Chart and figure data

════════════════════

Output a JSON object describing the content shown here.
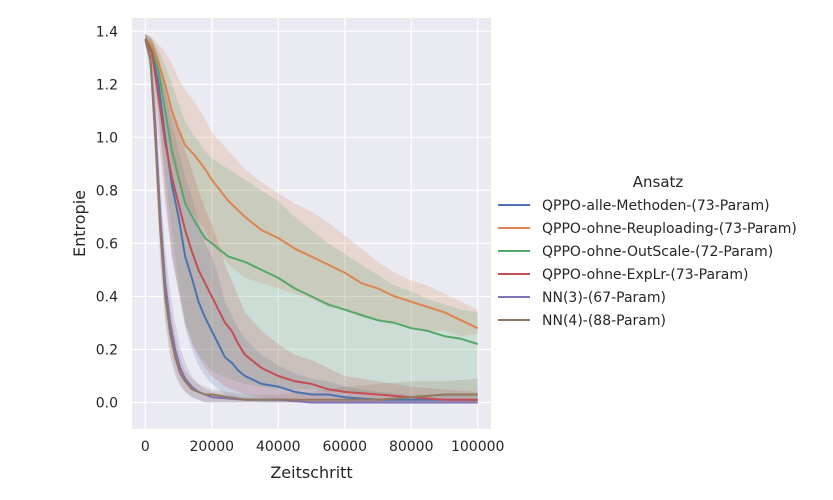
{
  "chart_data": {
    "type": "line",
    "xlabel": "Zeitschritt",
    "ylabel": "Entropie",
    "xlim": [
      -4000,
      104000
    ],
    "ylim": [
      -0.1,
      1.45
    ],
    "xticks": [
      0,
      20000,
      40000,
      60000,
      80000,
      100000
    ],
    "yticks": [
      0.0,
      0.2,
      0.4,
      0.6,
      0.8,
      1.0,
      1.2,
      1.4
    ],
    "grid": true,
    "legend": {
      "title": "Ansatz",
      "placement": "outside-right"
    },
    "series": [
      {
        "name": "QPPO-alle-Methoden-(73-Param)",
        "color": "#4c72b0",
        "x": [
          0,
          2000,
          4000,
          6000,
          8000,
          10000,
          12000,
          14000,
          16000,
          18000,
          20000,
          22000,
          24000,
          26000,
          28000,
          30000,
          35000,
          40000,
          45000,
          50000,
          55000,
          60000,
          70000,
          80000,
          90000,
          100000
        ],
        "y": [
          1.37,
          1.33,
          1.2,
          1.0,
          0.82,
          0.7,
          0.55,
          0.47,
          0.38,
          0.32,
          0.27,
          0.22,
          0.17,
          0.15,
          0.12,
          0.1,
          0.07,
          0.06,
          0.04,
          0.03,
          0.03,
          0.02,
          0.01,
          0.01,
          0.01,
          0.01
        ],
        "lower": [
          1.35,
          1.28,
          1.08,
          0.8,
          0.55,
          0.42,
          0.28,
          0.2,
          0.14,
          0.1,
          0.07,
          0.05,
          0.03,
          0.02,
          0.01,
          0.01,
          0.0,
          0.0,
          0.0,
          0.0,
          0.0,
          0.0,
          0.0,
          0.0,
          0.0,
          0.0
        ],
        "upper": [
          1.39,
          1.37,
          1.3,
          1.18,
          1.05,
          0.95,
          0.85,
          0.78,
          0.68,
          0.6,
          0.55,
          0.48,
          0.38,
          0.33,
          0.28,
          0.24,
          0.18,
          0.14,
          0.11,
          0.09,
          0.08,
          0.06,
          0.04,
          0.03,
          0.03,
          0.03
        ]
      },
      {
        "name": "QPPO-ohne-Reuploading-(73-Param)",
        "color": "#dd8452",
        "x": [
          0,
          2000,
          4000,
          6000,
          8000,
          10000,
          12000,
          15000,
          18000,
          20000,
          25000,
          30000,
          35000,
          40000,
          45000,
          50000,
          55000,
          60000,
          65000,
          70000,
          75000,
          80000,
          85000,
          90000,
          95000,
          100000
        ],
        "y": [
          1.37,
          1.35,
          1.28,
          1.2,
          1.1,
          1.03,
          0.97,
          0.93,
          0.88,
          0.84,
          0.76,
          0.7,
          0.65,
          0.62,
          0.58,
          0.55,
          0.52,
          0.49,
          0.45,
          0.43,
          0.4,
          0.38,
          0.36,
          0.34,
          0.31,
          0.28
        ],
        "lower": [
          1.35,
          1.32,
          1.2,
          1.05,
          0.9,
          0.82,
          0.75,
          0.7,
          0.65,
          0.6,
          0.52,
          0.47,
          0.45,
          0.43,
          0.41,
          0.39,
          0.36,
          0.35,
          0.32,
          0.31,
          0.3,
          0.28,
          0.27,
          0.27,
          0.25,
          0.26
        ],
        "upper": [
          1.39,
          1.38,
          1.35,
          1.32,
          1.28,
          1.22,
          1.18,
          1.13,
          1.07,
          1.02,
          0.95,
          0.88,
          0.83,
          0.79,
          0.75,
          0.72,
          0.68,
          0.63,
          0.58,
          0.53,
          0.49,
          0.46,
          0.44,
          0.41,
          0.38,
          0.35
        ]
      },
      {
        "name": "QPPO-ohne-OutScale-(72-Param)",
        "color": "#55a868",
        "x": [
          0,
          2000,
          4000,
          6000,
          8000,
          10000,
          12000,
          15000,
          18000,
          20000,
          25000,
          30000,
          35000,
          40000,
          45000,
          50000,
          55000,
          60000,
          65000,
          70000,
          75000,
          80000,
          85000,
          90000,
          95000,
          100000
        ],
        "y": [
          1.37,
          1.33,
          1.25,
          1.1,
          0.95,
          0.85,
          0.75,
          0.68,
          0.62,
          0.6,
          0.55,
          0.53,
          0.5,
          0.47,
          0.43,
          0.4,
          0.37,
          0.35,
          0.33,
          0.31,
          0.3,
          0.28,
          0.27,
          0.25,
          0.24,
          0.22
        ],
        "lower": [
          1.35,
          1.28,
          1.1,
          0.85,
          0.65,
          0.45,
          0.3,
          0.2,
          0.15,
          0.12,
          0.09,
          0.07,
          0.06,
          0.05,
          0.05,
          0.05,
          0.04,
          0.04,
          0.03,
          0.03,
          0.03,
          0.03,
          0.02,
          0.02,
          0.02,
          0.02
        ],
        "upper": [
          1.39,
          1.37,
          1.33,
          1.27,
          1.2,
          1.13,
          1.06,
          1.0,
          0.95,
          0.92,
          0.88,
          0.84,
          0.8,
          0.76,
          0.7,
          0.65,
          0.6,
          0.56,
          0.52,
          0.48,
          0.44,
          0.42,
          0.39,
          0.37,
          0.35,
          0.34
        ]
      },
      {
        "name": "QPPO-ohne-ExpLr-(73-Param)",
        "color": "#c44e52",
        "x": [
          0,
          2000,
          4000,
          6000,
          8000,
          10000,
          12000,
          14000,
          16000,
          18000,
          20000,
          22000,
          24000,
          26000,
          28000,
          30000,
          35000,
          40000,
          45000,
          50000,
          55000,
          60000,
          70000,
          80000,
          90000,
          100000
        ],
        "y": [
          1.37,
          1.32,
          1.15,
          0.98,
          0.85,
          0.75,
          0.65,
          0.57,
          0.5,
          0.45,
          0.4,
          0.35,
          0.3,
          0.27,
          0.22,
          0.18,
          0.13,
          0.1,
          0.08,
          0.07,
          0.05,
          0.04,
          0.03,
          0.02,
          0.01,
          0.01
        ],
        "lower": [
          1.35,
          1.25,
          1.0,
          0.75,
          0.55,
          0.42,
          0.3,
          0.22,
          0.17,
          0.13,
          0.1,
          0.08,
          0.06,
          0.05,
          0.04,
          0.03,
          0.02,
          0.01,
          0.0,
          0.0,
          0.0,
          0.0,
          0.0,
          0.0,
          0.0,
          0.0
        ],
        "upper": [
          1.39,
          1.37,
          1.3,
          1.2,
          1.1,
          1.03,
          0.95,
          0.88,
          0.8,
          0.73,
          0.67,
          0.6,
          0.52,
          0.46,
          0.4,
          0.34,
          0.27,
          0.22,
          0.18,
          0.16,
          0.13,
          0.1,
          0.08,
          0.06,
          0.05,
          0.04
        ]
      },
      {
        "name": "NN(3)-(67-Param)",
        "color": "#8172b3",
        "x": [
          0,
          1500,
          3000,
          4500,
          6000,
          7500,
          9000,
          10500,
          12000,
          14000,
          16000,
          18000,
          20000,
          25000,
          30000,
          40000,
          50000,
          60000,
          70000,
          80000,
          90000,
          100000
        ],
        "y": [
          1.37,
          1.3,
          1.05,
          0.7,
          0.45,
          0.3,
          0.2,
          0.13,
          0.09,
          0.06,
          0.04,
          0.03,
          0.02,
          0.015,
          0.01,
          0.01,
          0.0,
          0.0,
          0.0,
          0.0,
          0.0,
          0.0
        ],
        "lower": [
          1.35,
          1.25,
          0.95,
          0.58,
          0.33,
          0.2,
          0.12,
          0.07,
          0.04,
          0.02,
          0.01,
          0.0,
          0.0,
          0.0,
          0.0,
          0.0,
          0.0,
          0.0,
          0.0,
          0.0,
          0.0,
          0.0
        ],
        "upper": [
          1.39,
          1.35,
          1.15,
          0.82,
          0.58,
          0.42,
          0.3,
          0.21,
          0.15,
          0.1,
          0.07,
          0.05,
          0.04,
          0.03,
          0.02,
          0.02,
          0.01,
          0.01,
          0.01,
          0.01,
          0.01,
          0.01
        ]
      },
      {
        "name": "NN(4)-(88-Param)",
        "color": "#937860",
        "x": [
          0,
          1500,
          3000,
          4500,
          6000,
          7500,
          9000,
          10500,
          12000,
          14000,
          16000,
          18000,
          20000,
          25000,
          30000,
          40000,
          50000,
          60000,
          70000,
          80000,
          90000,
          100000
        ],
        "y": [
          1.37,
          1.3,
          1.0,
          0.65,
          0.4,
          0.26,
          0.17,
          0.11,
          0.08,
          0.05,
          0.04,
          0.03,
          0.03,
          0.02,
          0.01,
          0.01,
          0.01,
          0.01,
          0.01,
          0.02,
          0.03,
          0.03
        ],
        "lower": [
          1.35,
          1.25,
          0.9,
          0.52,
          0.3,
          0.17,
          0.1,
          0.06,
          0.04,
          0.02,
          0.01,
          0.0,
          0.0,
          0.0,
          0.0,
          0.0,
          0.0,
          0.0,
          0.0,
          0.0,
          0.0,
          0.0
        ],
        "upper": [
          1.39,
          1.35,
          1.12,
          0.78,
          0.52,
          0.36,
          0.25,
          0.17,
          0.12,
          0.09,
          0.07,
          0.06,
          0.05,
          0.04,
          0.03,
          0.03,
          0.04,
          0.06,
          0.07,
          0.08,
          0.08,
          0.09
        ]
      }
    ]
  }
}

════════════════════

**BRIEF**
List every line in the records above that contains the word "color".

**THE ANSWER**
        "color": "#4c72b0",
        "color": "#dd8452",
        "color": "#55a868",
        "color": "#c44e52",
        "color": "#8172b3",
        "color": "#937860",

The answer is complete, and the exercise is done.